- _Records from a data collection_
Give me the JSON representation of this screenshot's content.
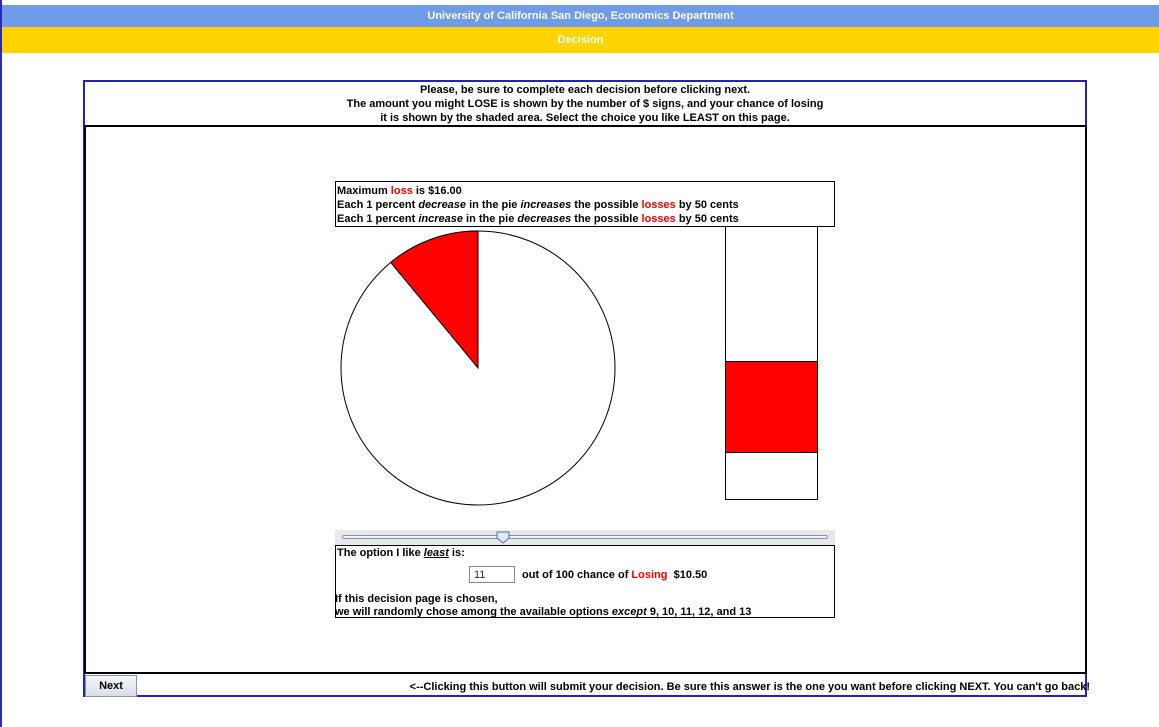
{
  "header": {
    "title": "University of California San Diego, Economics Department",
    "subtitle": "Decision"
  },
  "instructions": {
    "line1": "Please, be sure to complete each decision before clicking next.",
    "line2": "The amount you might LOSE is shown by the number of $ signs, and your chance of losing",
    "line3": "it is shown by the shaded area. Select the choice you like LEAST on this page."
  },
  "info": {
    "l1_a": "Maximum ",
    "l1_b": "loss",
    "l1_c": " is $16.00",
    "l2_a": "Each 1 percent ",
    "l2_b": "decrease",
    "l2_c": " in the pie ",
    "l2_d": "increases",
    "l2_e": " the possible ",
    "l2_f": "losses",
    "l2_g": " by 50 cents",
    "l3_a": "Each 1 percent ",
    "l3_b": "increase",
    "l3_c": " in the pie ",
    "l3_d": "decreases",
    "l3_e": " the possible ",
    "l3_f": "losses",
    "l3_g": " by 50 cents"
  },
  "pie": {
    "loss_chance_percent": 11,
    "shade_color": "#ff0000"
  },
  "loss_bar": {
    "loss": 10.5,
    "max_loss": 16.0,
    "shade_color": "#ff0000"
  },
  "slider": {
    "value_percent": 11
  },
  "option": {
    "label_a": "The option I like ",
    "label_b": "least",
    "label_c": " is:",
    "value": "11",
    "text_a": "out of 100 chance of ",
    "text_b": "Losing",
    "text_c": "  $10.50",
    "chosen_line1": "If this decision page is chosen,",
    "chosen_line2_a": "we will randomly chose among the available options ",
    "chosen_line2_b": "except",
    "chosen_line2_c": " 9, 10, 11, 12, and 13"
  },
  "footer": {
    "next_label": "Next",
    "note": "<--Clicking this button will submit your decision.  Be sure this answer is the one you want before clicking NEXT.  You can't go back!"
  }
}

- _WHAT NEEDS TO BE DONE_
Reproduce the material above verbatim; omit every picture.

- _RESPONSE_
Give me the JSON representation of this screenshot's content.
{
  "header": {
    "title": "University of California San Diego, Economics Department",
    "subtitle": "Decision"
  },
  "instructions": {
    "line1": "Please, be sure to complete each decision before clicking next.",
    "line2": "The amount you might LOSE is shown by the number of $ signs, and your chance of losing",
    "line3": "it is shown by the shaded area. Select the choice you like LEAST on this page."
  },
  "info": {
    "l1_a": "Maximum ",
    "l1_b": "loss",
    "l1_c": " is $16.00",
    "l2_a": "Each 1 percent ",
    "l2_b": "decrease",
    "l2_c": " in the pie ",
    "l2_d": "increases",
    "l2_e": " the possible ",
    "l2_f": "losses",
    "l2_g": " by 50 cents",
    "l3_a": "Each 1 percent ",
    "l3_b": "increase",
    "l3_c": " in the pie ",
    "l3_d": "decreases",
    "l3_e": " the possible ",
    "l3_f": "losses",
    "l3_g": " by 50 cents"
  },
  "pie": {
    "loss_chance_percent": 11,
    "shade_color": "#ff0000"
  },
  "loss_bar": {
    "loss": 10.5,
    "max_loss": 16.0,
    "shade_color": "#ff0000"
  },
  "slider": {
    "value_percent": 11
  },
  "option": {
    "label_a": "The option I like ",
    "label_b": "least",
    "label_c": " is:",
    "value": "11",
    "text_a": "out of 100 chance of ",
    "text_b": "Losing",
    "text_c": "  $10.50",
    "chosen_line1": "If this decision page is chosen,",
    "chosen_line2_a": "we will randomly chose among the available options ",
    "chosen_line2_b": "except",
    "chosen_line2_c": " 9, 10, 11, 12, and 13"
  },
  "footer": {
    "next_label": "Next",
    "note": "<--Clicking this button will submit your decision.  Be sure this answer is the one you want before clicking NEXT.  You can't go back!"
  }
}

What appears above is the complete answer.